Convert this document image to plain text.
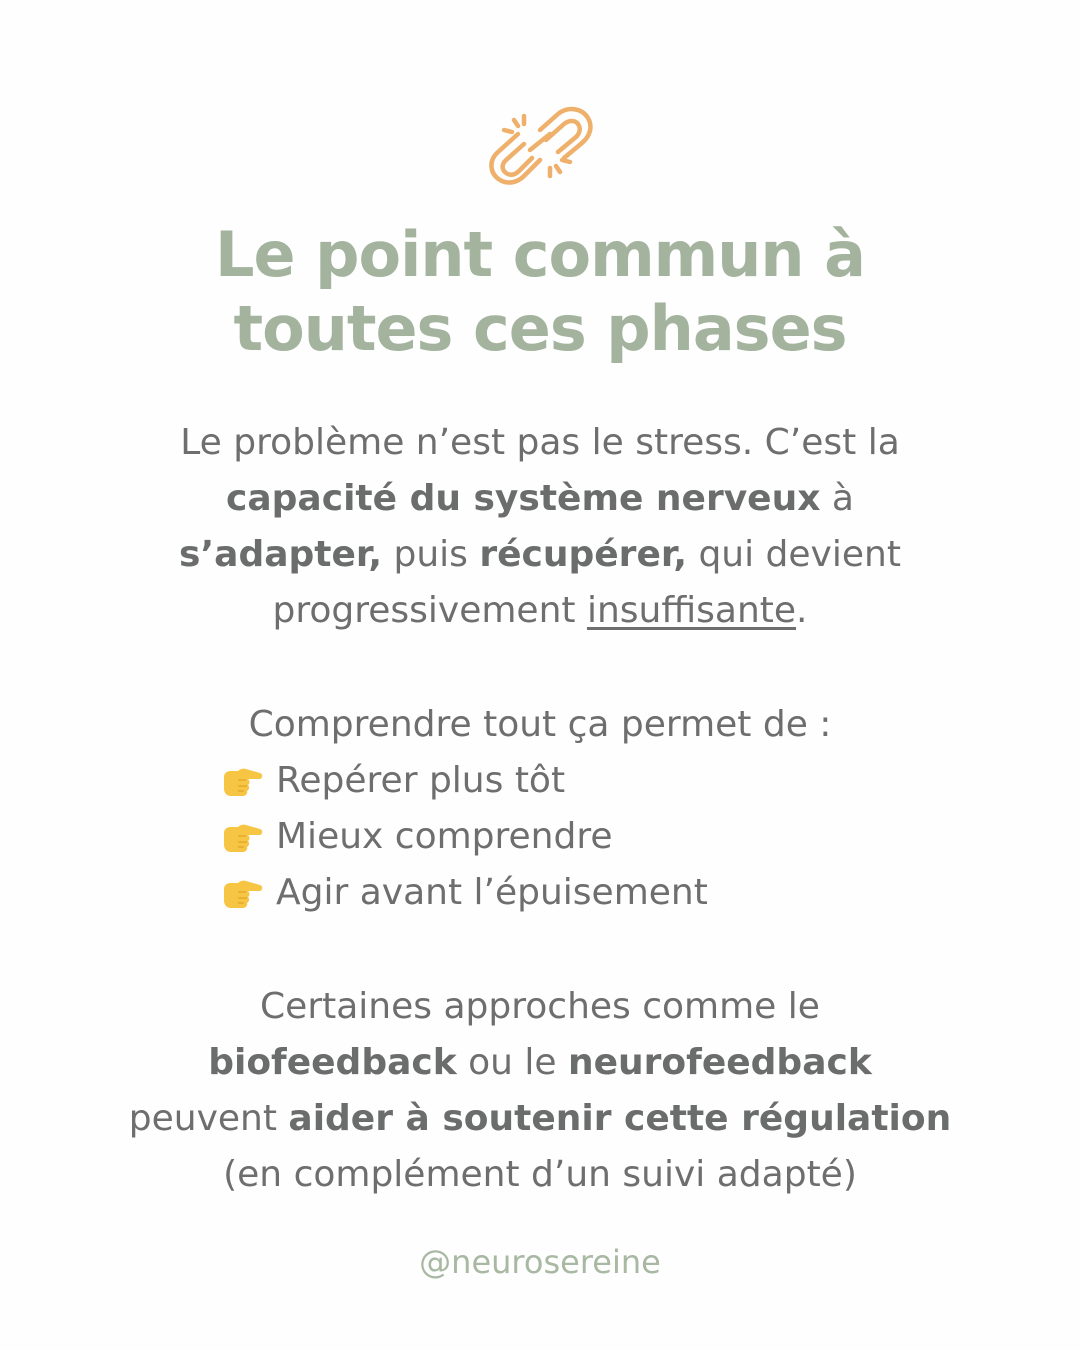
Le point commun à
toutes ces phases
Le problème n’est pas le stress. C’est la
capacité du système nerveux à
s’adapter, puis récupérer, qui devient
progressivement insuffisante.
Comprendre tout ça permet de :
Repérer plus tôt
Mieux comprendre
Agir avant l’épuisement
Certaines approches comme le
biofeedback ou le neurofeedback
peuvent aider à soutenir cette régulation
(en complément d’un suivi adapté)
@neurosereine
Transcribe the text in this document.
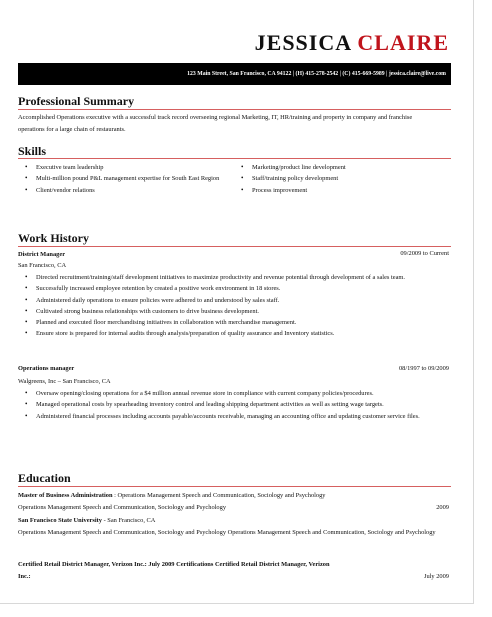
JESSICA CLAIRE
123 Main Street, San Francisco, CA 94122 | (H) 415-278-2542 | (C) 415-669-5989 | jessica.claire@live.com
Professional Summary
Accomplished Operations executive with a successful track record overseeing regional Marketing, IT, HR/training and property in company and franchise operations for a large chain of restaurants.
Skills
• Executive team leadership
• Multi-million pound P&L management expertise for South East Region
• Client/vendor relations
• Marketing/product line development
• Staff/training policy development
• Process improvement
Work History
District Manager	09/2009 to Current
San Francisco, CA
• Directed recruitment/training/staff development initiatives to maximize productivity and revenue potential through development of a sales team.
• Successfully increased employee retention by created a positive work environment in 18 stores.
• Administered daily operations to ensure policies were adhered to and understood by sales staff.
• Cultivated strong business relationships with customers to drive business development.
• Planned and executed floor merchandising initiatives in collaboration with merchandise management.
• Ensure store is prepared for internal audits through analysis/preparation of quality assurance and Inventory statistics.
Operations manager	08/1997 to 09/2009
Walgreens, Inc – San Francisco, CA
• Oversaw opening/closing operations for a $4 million annual revenue store in compliance with current company policies/procedures.
• Managed operational costs by spearheading inventory control and leading shipping department activities as well as setting wage targets.
• Administered financial processes including accounts payable/accounts receivable, managing an accounting office and updating customer service files.
Education
Master of Business Administration : Operations Management Speech and Communication, Sociology and Psychology
Operations Management Speech and Communication, Sociology and Psychology	2009
San Francisco State University - San Francisco, CA
Operations Management Speech and Communication, Sociology and Psychology Operations Management Speech and Communication, Sociology and Psychology
Certified Retail District Manager, Verizon Inc.: July 2009 Certifications Certified Retail District Manager, Verizon
Inc.:	July 2009
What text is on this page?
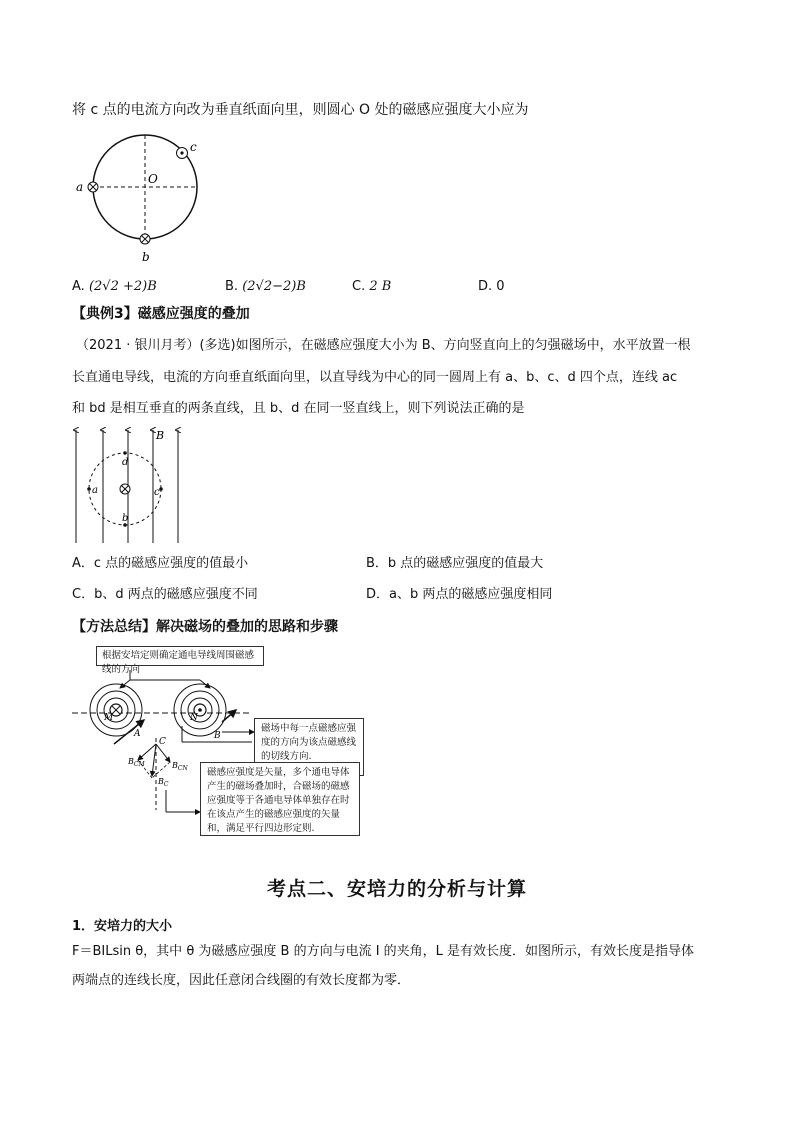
将 c 点的电流方向改为垂直纸面向里，则圆心 O 处的磁感应强度大小应为
a
b
c
O
A. (2√2 +2)B	B. (2√2−2)B	C. 2 B	D. 0
【典例3】磁感应强度的叠加
（2021 · 银川月考）(多选)如图所示，在磁感应强度大小为 B、方向竖直向上的匀强磁场中，水平放置一根
长直通电导线，电流的方向垂直纸面向里，以直导线为中心的同一圆周上有 a、b、c、d 四个点，连线 ac
和 bd 是相互垂直的两条直线，且 b、d 在同一竖直线上，则下列说法正确的是
a
b
c
d
B
A．c 点的磁感应强度的值最小	B．b 点的磁感应强度的值最大
C．b、d 两点的磁感应强度不同	D．a、b 两点的磁感应强度相同
【方法总结】解决磁场的叠加的思路和步骤
M	N
A	B
C
$B_{CM}$	$B_{CN}$
$B_C$
根据安培定则确定通电导线周围磁感线的方向
磁场中每一点磁感应强度的方向为该点磁感线的切线方向.
磁感应强度是矢量，多个通电导体产生的磁场叠加时，合磁场的磁感应强度等于各通电导体单独存在时在该点产生的磁感应强度的矢量和，满足平行四边形定则.
考点二、安培力的分析与计算
1．安培力的大小
F＝BILsin θ，其中 θ 为磁感应强度 B 的方向与电流 I 的夹角，L 是有效长度．如图所示，有效长度是指导体
两端点的连线长度，因此任意闭合线圈的有效长度都为零．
§
Copy every line of the material in which the word "policies" occurs.

◆ **Complete output**:
• Administered daily operations to ensure policies were adhered to and understood by sales staff.
• Oversaw opening/closing operations for a $4 million annual revenue store in compliance with current company policies/procedures.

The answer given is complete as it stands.